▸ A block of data

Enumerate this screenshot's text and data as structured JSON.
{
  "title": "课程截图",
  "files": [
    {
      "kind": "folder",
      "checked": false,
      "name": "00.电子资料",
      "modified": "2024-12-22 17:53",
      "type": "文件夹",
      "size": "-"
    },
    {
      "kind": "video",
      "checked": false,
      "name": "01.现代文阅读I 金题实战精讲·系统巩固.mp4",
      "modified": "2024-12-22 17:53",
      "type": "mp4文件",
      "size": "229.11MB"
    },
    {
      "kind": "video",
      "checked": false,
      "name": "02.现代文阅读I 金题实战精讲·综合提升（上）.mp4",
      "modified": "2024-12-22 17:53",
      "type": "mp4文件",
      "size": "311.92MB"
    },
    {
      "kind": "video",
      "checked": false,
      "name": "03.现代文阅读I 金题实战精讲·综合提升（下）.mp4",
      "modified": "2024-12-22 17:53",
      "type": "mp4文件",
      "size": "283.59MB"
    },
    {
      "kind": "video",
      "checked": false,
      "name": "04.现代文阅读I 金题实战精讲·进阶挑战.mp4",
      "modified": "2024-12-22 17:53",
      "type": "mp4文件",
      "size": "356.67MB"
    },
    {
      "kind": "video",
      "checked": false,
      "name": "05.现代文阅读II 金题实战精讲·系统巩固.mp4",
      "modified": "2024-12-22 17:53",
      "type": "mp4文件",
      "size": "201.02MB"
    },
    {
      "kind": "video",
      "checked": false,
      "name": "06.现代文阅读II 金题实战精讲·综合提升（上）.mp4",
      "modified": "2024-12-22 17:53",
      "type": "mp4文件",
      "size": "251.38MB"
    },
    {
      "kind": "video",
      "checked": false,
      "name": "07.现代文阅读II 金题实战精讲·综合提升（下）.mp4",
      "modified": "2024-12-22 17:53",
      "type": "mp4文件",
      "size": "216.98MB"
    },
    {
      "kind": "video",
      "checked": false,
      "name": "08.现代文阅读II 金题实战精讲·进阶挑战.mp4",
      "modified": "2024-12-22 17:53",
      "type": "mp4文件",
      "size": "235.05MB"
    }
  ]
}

▸ THE REQUEST
Report how many lines in the entries hold the string "size". Nothing but the number is wanted.

▸ RESPONSE
9